= STATED TASK =
Return every line below in which "icon" appears.

[Stored data]
>> BEGIN

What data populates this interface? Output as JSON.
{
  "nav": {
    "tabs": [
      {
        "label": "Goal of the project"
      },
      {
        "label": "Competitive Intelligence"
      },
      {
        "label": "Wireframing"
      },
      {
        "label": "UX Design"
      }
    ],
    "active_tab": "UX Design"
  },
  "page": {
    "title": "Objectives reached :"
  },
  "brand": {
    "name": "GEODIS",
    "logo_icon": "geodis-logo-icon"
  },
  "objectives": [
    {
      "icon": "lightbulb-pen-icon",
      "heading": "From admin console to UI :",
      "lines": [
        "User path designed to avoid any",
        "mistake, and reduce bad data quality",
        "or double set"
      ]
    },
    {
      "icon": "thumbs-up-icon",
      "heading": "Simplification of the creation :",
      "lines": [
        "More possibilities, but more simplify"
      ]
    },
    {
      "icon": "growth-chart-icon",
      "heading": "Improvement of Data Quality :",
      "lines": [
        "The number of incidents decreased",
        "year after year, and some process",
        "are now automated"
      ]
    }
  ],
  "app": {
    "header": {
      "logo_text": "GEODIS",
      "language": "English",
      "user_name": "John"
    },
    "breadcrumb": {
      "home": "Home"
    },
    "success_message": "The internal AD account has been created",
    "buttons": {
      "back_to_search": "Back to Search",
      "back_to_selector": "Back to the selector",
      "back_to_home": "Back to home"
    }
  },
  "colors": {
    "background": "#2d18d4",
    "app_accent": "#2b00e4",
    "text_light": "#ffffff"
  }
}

>> END

= RESULT OF THIS TASK =
    "logo_icon": "geodis-logo-icon"
      "icon": "lightbulb-pen-icon",
      "icon": "thumbs-up-icon",
      "icon": "growth-chart-icon",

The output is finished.